Directive: Set down every entry again word for word, please, but skip the pictures.

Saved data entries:
'''
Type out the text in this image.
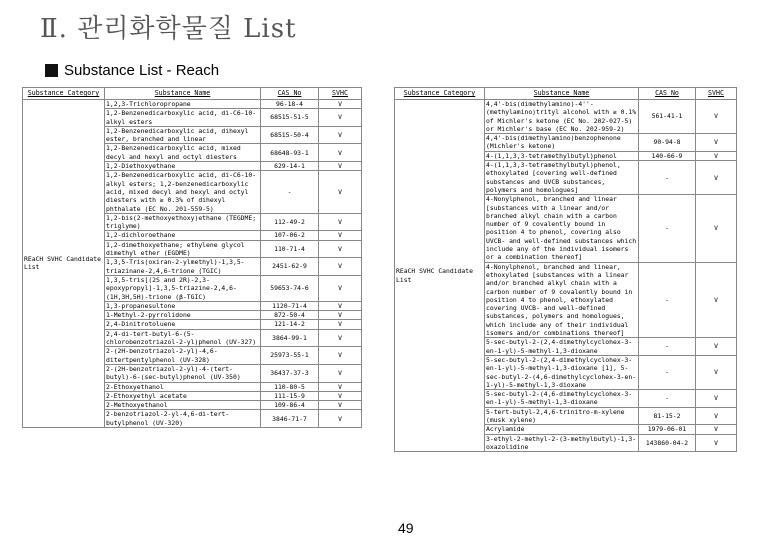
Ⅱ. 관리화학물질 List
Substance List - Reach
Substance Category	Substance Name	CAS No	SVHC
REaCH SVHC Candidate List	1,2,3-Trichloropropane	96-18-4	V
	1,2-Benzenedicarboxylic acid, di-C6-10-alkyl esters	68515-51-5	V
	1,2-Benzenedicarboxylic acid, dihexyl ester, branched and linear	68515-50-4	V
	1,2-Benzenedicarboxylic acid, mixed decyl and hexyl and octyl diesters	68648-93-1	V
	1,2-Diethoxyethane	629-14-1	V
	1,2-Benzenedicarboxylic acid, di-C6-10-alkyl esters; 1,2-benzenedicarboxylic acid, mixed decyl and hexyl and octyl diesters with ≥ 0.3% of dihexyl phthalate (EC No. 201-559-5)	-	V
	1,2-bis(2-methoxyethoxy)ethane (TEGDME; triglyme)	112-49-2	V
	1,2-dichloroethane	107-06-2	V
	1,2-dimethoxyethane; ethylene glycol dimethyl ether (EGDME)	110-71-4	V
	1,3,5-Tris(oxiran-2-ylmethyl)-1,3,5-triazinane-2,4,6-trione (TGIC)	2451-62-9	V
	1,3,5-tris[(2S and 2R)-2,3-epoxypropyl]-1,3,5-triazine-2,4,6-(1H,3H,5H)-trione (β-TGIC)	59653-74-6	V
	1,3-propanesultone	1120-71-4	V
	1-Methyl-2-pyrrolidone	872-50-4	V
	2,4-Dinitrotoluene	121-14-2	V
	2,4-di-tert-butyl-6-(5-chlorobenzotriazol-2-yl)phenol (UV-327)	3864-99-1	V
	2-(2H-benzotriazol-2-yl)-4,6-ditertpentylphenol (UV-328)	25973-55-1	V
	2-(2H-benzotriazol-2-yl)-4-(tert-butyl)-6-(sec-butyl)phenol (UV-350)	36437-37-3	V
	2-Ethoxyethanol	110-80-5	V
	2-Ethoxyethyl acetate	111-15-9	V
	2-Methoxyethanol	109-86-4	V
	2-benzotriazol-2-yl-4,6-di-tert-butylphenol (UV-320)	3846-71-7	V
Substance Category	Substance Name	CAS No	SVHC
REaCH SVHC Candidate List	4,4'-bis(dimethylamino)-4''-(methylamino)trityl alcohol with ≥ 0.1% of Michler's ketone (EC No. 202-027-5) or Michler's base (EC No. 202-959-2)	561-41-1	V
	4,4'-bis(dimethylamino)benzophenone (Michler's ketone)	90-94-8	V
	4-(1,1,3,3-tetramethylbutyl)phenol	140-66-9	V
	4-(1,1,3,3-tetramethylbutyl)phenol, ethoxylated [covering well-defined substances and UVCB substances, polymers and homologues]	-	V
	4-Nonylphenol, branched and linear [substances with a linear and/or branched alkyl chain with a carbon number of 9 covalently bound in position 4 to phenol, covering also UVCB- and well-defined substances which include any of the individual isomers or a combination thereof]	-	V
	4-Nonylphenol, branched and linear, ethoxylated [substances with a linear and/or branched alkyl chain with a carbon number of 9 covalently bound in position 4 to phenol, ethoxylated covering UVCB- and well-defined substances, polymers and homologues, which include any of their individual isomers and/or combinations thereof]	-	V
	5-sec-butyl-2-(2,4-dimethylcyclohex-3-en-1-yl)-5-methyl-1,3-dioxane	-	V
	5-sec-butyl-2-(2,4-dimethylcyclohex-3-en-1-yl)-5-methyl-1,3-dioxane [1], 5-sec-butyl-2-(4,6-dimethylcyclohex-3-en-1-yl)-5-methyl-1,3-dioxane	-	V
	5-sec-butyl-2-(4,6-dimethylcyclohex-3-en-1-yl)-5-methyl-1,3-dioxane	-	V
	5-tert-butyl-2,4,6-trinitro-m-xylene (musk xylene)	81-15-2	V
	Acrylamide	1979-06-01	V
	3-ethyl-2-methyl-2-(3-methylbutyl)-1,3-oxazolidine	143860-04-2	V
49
'''
Answer for the task:
Type out the text in this image.
Ⅱ. 관리화학물질 List
Substance List - Reach
Substance Category	Substance Name	CAS No	SVHC
REaCH SVHC Candidate List	1,2,3-Trichloropropane	96-18-4	V
	1,2-Benzenedicarboxylic acid, di-C6-10-alkyl esters	68515-51-5	V
	1,2-Benzenedicarboxylic acid, dihexyl ester, branched and linear	68515-50-4	V
	1,2-Benzenedicarboxylic acid, mixed decyl and hexyl and octyl diesters	68648-93-1	V
	1,2-Diethoxyethane	629-14-1	V
	1,2-Benzenedicarboxylic acid, di-C6-10-alkyl esters; 1,2-benzenedicarboxylic acid, mixed decyl and hexyl and octyl diesters with ≥ 0.3% of dihexyl phthalate (EC No. 201-559-5)	-	V
	1,2-bis(2-methoxyethoxy)ethane (TEGDME; triglyme)	112-49-2	V
	1,2-dichloroethane	107-06-2	V
	1,2-dimethoxyethane; ethylene glycol dimethyl ether (EGDME)	110-71-4	V
	1,3,5-Tris(oxiran-2-ylmethyl)-1,3,5-triazinane-2,4,6-trione (TGIC)	2451-62-9	V
	1,3,5-tris[(2S and 2R)-2,3-epoxypropyl]-1,3,5-triazine-2,4,6-(1H,3H,5H)-trione (β-TGIC)	59653-74-6	V
	1,3-propanesultone	1120-71-4	V
	1-Methyl-2-pyrrolidone	872-50-4	V
	2,4-Dinitrotoluene	121-14-2	V
	2,4-di-tert-butyl-6-(5-chlorobenzotriazol-2-yl)phenol (UV-327)	3864-99-1	V
	2-(2H-benzotriazol-2-yl)-4,6-ditertpentylphenol (UV-328)	25973-55-1	V
	2-(2H-benzotriazol-2-yl)-4-(tert-butyl)-6-(sec-butyl)phenol (UV-350)	36437-37-3	V
	2-Ethoxyethanol	110-80-5	V
	2-Ethoxyethyl acetate	111-15-9	V
	2-Methoxyethanol	109-86-4	V
	2-benzotriazol-2-yl-4,6-di-tert-butylphenol (UV-320)	3846-71-7	V
Substance Category	Substance Name	CAS No	SVHC
REaCH SVHC Candidate List	4,4'-bis(dimethylamino)-4''-(methylamino)trityl alcohol with ≥ 0.1% of Michler's ketone (EC No. 202-027-5) or Michler's base (EC No. 202-959-2)	561-41-1	V
	4,4'-bis(dimethylamino)benzophenone (Michler's ketone)	90-94-8	V
	4-(1,1,3,3-tetramethylbutyl)phenol	140-66-9	V
	4-(1,1,3,3-tetramethylbutyl)phenol, ethoxylated [covering well-defined substances and UVCB substances, polymers and homologues]	-	V
	4-Nonylphenol, branched and linear [substances with a linear and/or branched alkyl chain with a carbon number of 9 covalently bound in position 4 to phenol, covering also UVCB- and well-defined substances which include any of the individual isomers or a combination thereof]	-	V
	4-Nonylphenol, branched and linear, ethoxylated [substances with a linear and/or branched alkyl chain with a carbon number of 9 covalently bound in position 4 to phenol, ethoxylated covering UVCB- and well-defined substances, polymers and homologues, which include any of their individual isomers and/or combinations thereof]	-	V
	5-sec-butyl-2-(2,4-dimethylcyclohex-3-en-1-yl)-5-methyl-1,3-dioxane	-	V
	5-sec-butyl-2-(2,4-dimethylcyclohex-3-en-1-yl)-5-methyl-1,3-dioxane [1], 5-sec-butyl-2-(4,6-dimethylcyclohex-3-en-1-yl)-5-methyl-1,3-dioxane	-	V
	5-sec-butyl-2-(4,6-dimethylcyclohex-3-en-1-yl)-5-methyl-1,3-dioxane	-	V
	5-tert-butyl-2,4,6-trinitro-m-xylene (musk xylene)	81-15-2	V
	Acrylamide	1979-06-01	V
	3-ethyl-2-methyl-2-(3-methylbutyl)-1,3-oxazolidine	143860-04-2	V
49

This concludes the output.